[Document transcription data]

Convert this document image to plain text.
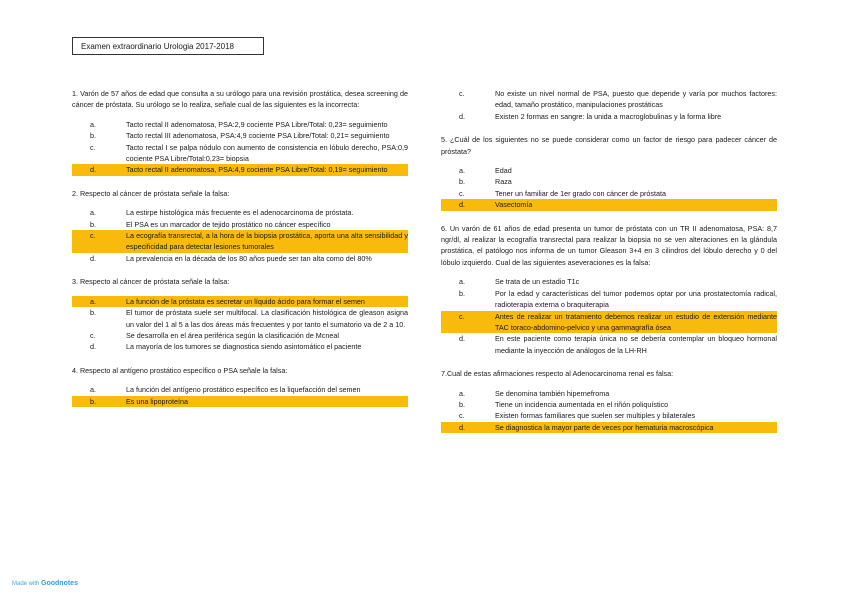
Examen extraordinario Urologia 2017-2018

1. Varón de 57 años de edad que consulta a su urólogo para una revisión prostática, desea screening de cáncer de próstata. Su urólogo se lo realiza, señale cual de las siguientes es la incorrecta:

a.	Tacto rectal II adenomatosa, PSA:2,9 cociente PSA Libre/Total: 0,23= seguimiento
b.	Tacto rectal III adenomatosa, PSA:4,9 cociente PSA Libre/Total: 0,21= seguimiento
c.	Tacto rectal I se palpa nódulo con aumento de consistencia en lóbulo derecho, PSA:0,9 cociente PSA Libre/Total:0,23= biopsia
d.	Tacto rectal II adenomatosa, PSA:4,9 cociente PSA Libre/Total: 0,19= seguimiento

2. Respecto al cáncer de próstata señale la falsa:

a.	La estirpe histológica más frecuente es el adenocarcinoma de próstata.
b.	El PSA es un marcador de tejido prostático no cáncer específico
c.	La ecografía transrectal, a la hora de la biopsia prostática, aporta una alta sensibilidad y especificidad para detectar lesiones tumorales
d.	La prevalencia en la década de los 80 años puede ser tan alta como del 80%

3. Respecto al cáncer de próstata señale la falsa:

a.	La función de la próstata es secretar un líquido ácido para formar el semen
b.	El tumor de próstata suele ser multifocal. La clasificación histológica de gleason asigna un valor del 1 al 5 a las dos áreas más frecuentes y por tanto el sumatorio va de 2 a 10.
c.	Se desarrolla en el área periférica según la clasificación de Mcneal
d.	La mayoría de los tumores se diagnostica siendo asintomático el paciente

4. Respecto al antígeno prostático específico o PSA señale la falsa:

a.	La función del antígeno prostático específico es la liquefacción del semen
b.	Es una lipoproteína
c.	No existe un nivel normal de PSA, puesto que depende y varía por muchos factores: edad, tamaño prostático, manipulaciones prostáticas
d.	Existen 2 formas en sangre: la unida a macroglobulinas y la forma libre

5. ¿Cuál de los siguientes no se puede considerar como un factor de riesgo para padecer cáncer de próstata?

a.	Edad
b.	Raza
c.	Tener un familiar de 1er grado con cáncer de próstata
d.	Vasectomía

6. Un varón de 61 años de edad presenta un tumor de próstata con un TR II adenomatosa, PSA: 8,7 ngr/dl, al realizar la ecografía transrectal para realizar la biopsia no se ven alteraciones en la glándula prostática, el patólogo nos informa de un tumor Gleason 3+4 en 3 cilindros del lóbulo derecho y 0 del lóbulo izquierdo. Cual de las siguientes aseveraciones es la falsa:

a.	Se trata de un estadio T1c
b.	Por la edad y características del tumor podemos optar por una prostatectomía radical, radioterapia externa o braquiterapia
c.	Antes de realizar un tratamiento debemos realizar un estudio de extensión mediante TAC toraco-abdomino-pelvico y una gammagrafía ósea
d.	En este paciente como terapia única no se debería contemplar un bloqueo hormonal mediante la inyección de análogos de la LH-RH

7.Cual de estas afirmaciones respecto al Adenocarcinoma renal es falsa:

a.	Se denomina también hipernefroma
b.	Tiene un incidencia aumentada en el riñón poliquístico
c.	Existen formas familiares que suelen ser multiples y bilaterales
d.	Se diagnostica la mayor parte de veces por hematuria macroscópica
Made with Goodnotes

---

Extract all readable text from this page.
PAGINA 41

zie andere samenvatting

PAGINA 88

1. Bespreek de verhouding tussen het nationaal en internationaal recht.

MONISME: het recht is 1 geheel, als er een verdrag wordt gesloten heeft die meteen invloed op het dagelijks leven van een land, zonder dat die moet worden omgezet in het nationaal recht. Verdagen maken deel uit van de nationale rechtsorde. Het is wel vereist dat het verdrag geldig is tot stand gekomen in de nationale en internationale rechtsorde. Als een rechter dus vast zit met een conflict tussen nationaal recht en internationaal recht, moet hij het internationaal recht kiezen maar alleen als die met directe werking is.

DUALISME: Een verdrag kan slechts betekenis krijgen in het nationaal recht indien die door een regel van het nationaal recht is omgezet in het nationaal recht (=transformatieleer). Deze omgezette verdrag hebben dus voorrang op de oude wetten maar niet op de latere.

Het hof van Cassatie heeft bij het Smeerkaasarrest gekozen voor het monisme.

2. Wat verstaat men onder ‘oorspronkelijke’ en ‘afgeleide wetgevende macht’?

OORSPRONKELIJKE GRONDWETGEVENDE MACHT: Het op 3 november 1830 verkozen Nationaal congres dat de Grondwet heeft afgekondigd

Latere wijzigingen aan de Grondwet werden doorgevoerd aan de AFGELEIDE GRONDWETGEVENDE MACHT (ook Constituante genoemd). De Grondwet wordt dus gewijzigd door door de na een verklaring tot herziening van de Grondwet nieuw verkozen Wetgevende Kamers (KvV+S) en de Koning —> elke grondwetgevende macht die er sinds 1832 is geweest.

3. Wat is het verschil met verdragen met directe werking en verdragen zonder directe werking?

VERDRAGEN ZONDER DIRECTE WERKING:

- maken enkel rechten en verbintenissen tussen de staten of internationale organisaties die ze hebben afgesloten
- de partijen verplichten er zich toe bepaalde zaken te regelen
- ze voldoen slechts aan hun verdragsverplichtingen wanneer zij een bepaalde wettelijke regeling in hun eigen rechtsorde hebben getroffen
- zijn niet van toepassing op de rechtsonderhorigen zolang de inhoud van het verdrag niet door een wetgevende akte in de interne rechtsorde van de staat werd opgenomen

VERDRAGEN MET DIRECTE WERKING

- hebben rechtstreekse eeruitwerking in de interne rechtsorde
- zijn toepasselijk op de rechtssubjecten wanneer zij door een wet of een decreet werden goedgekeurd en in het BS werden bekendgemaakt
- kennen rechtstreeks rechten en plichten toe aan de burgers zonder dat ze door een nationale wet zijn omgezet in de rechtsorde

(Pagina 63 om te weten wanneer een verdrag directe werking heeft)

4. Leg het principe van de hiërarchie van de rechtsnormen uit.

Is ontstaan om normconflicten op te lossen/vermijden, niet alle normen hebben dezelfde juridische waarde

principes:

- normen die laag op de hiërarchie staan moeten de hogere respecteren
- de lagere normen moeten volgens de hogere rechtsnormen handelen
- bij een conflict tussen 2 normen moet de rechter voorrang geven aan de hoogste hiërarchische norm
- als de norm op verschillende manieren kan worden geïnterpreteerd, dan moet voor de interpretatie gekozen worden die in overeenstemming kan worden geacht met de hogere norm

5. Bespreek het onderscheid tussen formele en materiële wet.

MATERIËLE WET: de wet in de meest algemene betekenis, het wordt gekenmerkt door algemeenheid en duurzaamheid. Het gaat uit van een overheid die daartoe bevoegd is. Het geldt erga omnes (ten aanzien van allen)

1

...

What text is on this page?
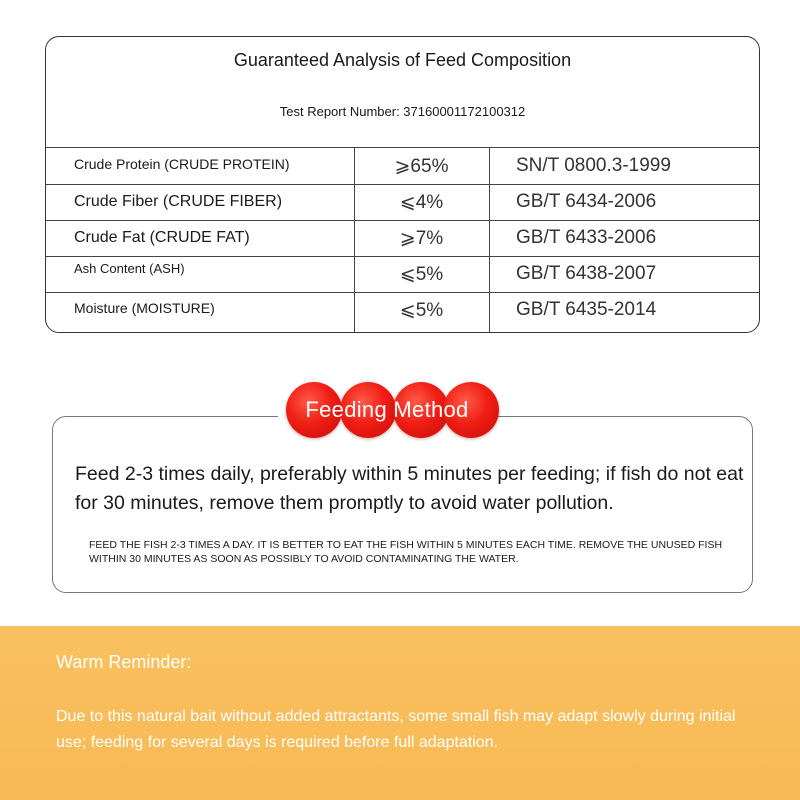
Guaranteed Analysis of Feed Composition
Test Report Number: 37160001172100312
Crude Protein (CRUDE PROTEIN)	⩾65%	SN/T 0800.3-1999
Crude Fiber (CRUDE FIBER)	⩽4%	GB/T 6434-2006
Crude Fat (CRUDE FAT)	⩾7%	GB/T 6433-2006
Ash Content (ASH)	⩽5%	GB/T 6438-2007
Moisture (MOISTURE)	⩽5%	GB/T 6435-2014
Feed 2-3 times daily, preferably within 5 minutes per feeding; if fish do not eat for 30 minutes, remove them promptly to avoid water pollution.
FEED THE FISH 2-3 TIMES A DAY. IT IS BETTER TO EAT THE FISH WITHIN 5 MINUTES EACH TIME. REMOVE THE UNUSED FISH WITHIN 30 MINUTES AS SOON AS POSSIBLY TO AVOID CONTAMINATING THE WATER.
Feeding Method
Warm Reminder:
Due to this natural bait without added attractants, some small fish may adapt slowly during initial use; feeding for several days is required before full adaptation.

◆ What this task involves: The number of lines in the records that include "Crude" is what is needed, with no other words.

◆ Solution to the problem: 3